── INPUT RECORDS ──
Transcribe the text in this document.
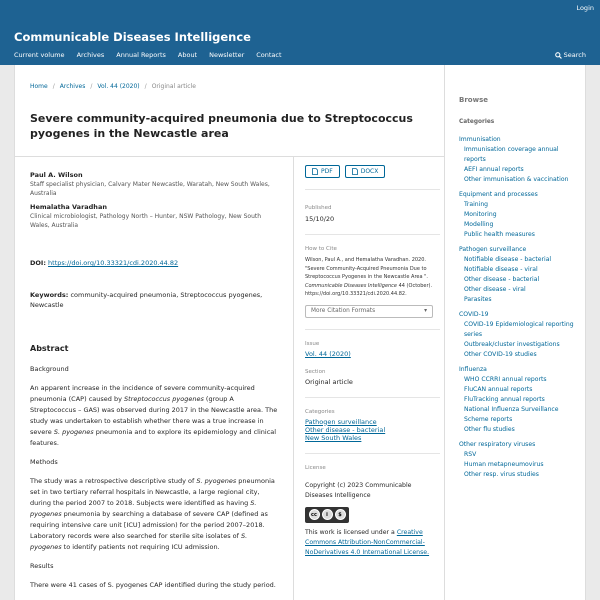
Login
Communicable Diseases Intelligence
Current volume Archives Annual Reports About Newsletter Contact	Search
Home / Archives / Vol. 44 (2020) / Original article
Severe community-acquired pneumonia due to Streptococcus pyogenes in the Newcastle area
Paul A. Wilson
Staff specialist physician, Calvary Mater Newcastle, Waratah, New South Wales, Australia
Hemalatha Varadhan
Clinical microbiologist, Pathology North – Hunter, NSW Pathology, New South Wales, Australia
DOI: https://doi.org/10.33321/cdi.2020.44.82
Keywords: community-acquired pneumonia, Streptococcus pyogenes, Newcastle
Abstract

Background

An apparent increase in the incidence of severe community-acquired pneumonia (CAP) caused by Streptococcus pyogenes (group A Streptococcus – GAS) was observed during 2017 in the Newcastle area. The study was undertaken to establish whether there was a true increase in severe S. pyogenes pneumonia and to explore its epidemiology and clinical features.

Methods

The study was a retrospective descriptive study of S. pyogenes pneumonia set in two tertiary referral hospitals in Newcastle, a large regional city, during the period 2007 to 2018. Subjects were identified as having S. pyogenes pneumonia by searching a database of severe CAP (defined as requiring intensive care unit [ICU] admission) for the period 2007–2018. Laboratory records were also searched for sterile site isolates of S. pyogenes to identify patients not requiring ICU admission.

Results

There were 41 cases of S. pyogenes CAP identified during the study period.

PDF	DOCX
Published
15/10/20
How to Cite
Wilson, Paul A., and Hemalatha Varadhan. 2020. "Severe Community-Acquired Pneumonia Due to Streptococcus Pyogenes in the Newcastle Area ". Communicable Diseases Intelligence 44 (October). https://doi.org/10.33321/cdi.2020.44.82.
More Citation Formats	▾
Issue
Vol. 44 (2020)
Section
Original article
Categories
Pathogen surveillance
Other disease - bacterial
New South Wales
License
Copyright (c) 2023 Communicable Diseases Intelligence
cc	i	$
This work is licensed under a Creative Commons Attribution-NonCommercial-NoDerivatives 4.0 International License.
Browse
Categories
Immunisation
Immunisation coverage annual reports
AEFI annual reports
Other immunisation & vaccination
Equipment and processes
Training
Monitoring
Modelling
Public health measures
Pathogen surveillance
Notifiable disease - bacterial
Notifiable disease - viral
Other disease - bacterial
Other disease - viral
Parasites
COVID-19
COVID-19 Epidemiological reporting series
Outbreak/cluster investigations
Other COVID-19 studies
Influenza
WHO CCRRI annual reports
FluCAN annual reports
FluTracking annual reports
National Influenza Surveillance Scheme reports
Other flu studies
Other respiratory viruses
RSV
Human metapneumovirus
Other resp. virus studies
───
ACTIVITY: Could you return the whole listing exactly, with every picture removed?

YOUR RESPONSE:
Transcribe the text in this document.
Login
Communicable Diseases Intelligence
Current volume Archives Annual Reports About Newsletter Contact	Search
Home / Archives / Vol. 44 (2020) / Original article
Severe community-acquired pneumonia due to Streptococcus pyogenes in the Newcastle area
Paul A. Wilson
Staff specialist physician, Calvary Mater Newcastle, Waratah, New South Wales, Australia
Hemalatha Varadhan
Clinical microbiologist, Pathology North – Hunter, NSW Pathology, New South Wales, Australia
DOI: https://doi.org/10.33321/cdi.2020.44.82
Keywords: community-acquired pneumonia, Streptococcus pyogenes, Newcastle
Abstract

Background

An apparent increase in the incidence of severe community-acquired pneumonia (CAP) caused by Streptococcus pyogenes (group A Streptococcus – GAS) was observed during 2017 in the Newcastle area. The study was undertaken to establish whether there was a true increase in severe S. pyogenes pneumonia and to explore its epidemiology and clinical features.

Methods

The study was a retrospective descriptive study of S. pyogenes pneumonia set in two tertiary referral hospitals in Newcastle, a large regional city, during the period 2007 to 2018. Subjects were identified as having S. pyogenes pneumonia by searching a database of severe CAP (defined as requiring intensive care unit [ICU] admission) for the period 2007–2018. Laboratory records were also searched for sterile site isolates of S. pyogenes to identify patients not requiring ICU admission.

Results

There were 41 cases of S. pyogenes CAP identified during the study period.

PDF	DOCX
Published
15/10/20
How to Cite
Wilson, Paul A., and Hemalatha Varadhan. 2020. "Severe Community-Acquired Pneumonia Due to Streptococcus Pyogenes in the Newcastle Area ". Communicable Diseases Intelligence 44 (October). https://doi.org/10.33321/cdi.2020.44.82.
More Citation Formats	▾
Issue
Vol. 44 (2020)
Section
Original article
Categories
Pathogen surveillance
Other disease - bacterial
New South Wales
License
Copyright (c) 2023 Communicable Diseases Intelligence
cc	i	$
This work is licensed under a Creative Commons Attribution-NonCommercial-NoDerivatives 4.0 International License.
Browse
Categories
Immunisation
Immunisation coverage annual reports
AEFI annual reports
Other immunisation & vaccination
Equipment and processes
Training
Monitoring
Modelling
Public health measures
Pathogen surveillance
Notifiable disease - bacterial
Notifiable disease - viral
Other disease - bacterial
Other disease - viral
Parasites
COVID-19
COVID-19 Epidemiological reporting series
Outbreak/cluster investigations
Other COVID-19 studies
Influenza
WHO CCRRI annual reports
FluCAN annual reports
FluTracking annual reports
National Influenza Surveillance Scheme reports
Other flu studies
Other respiratory viruses
RSV
Human metapneumovirus
Other resp. virus studies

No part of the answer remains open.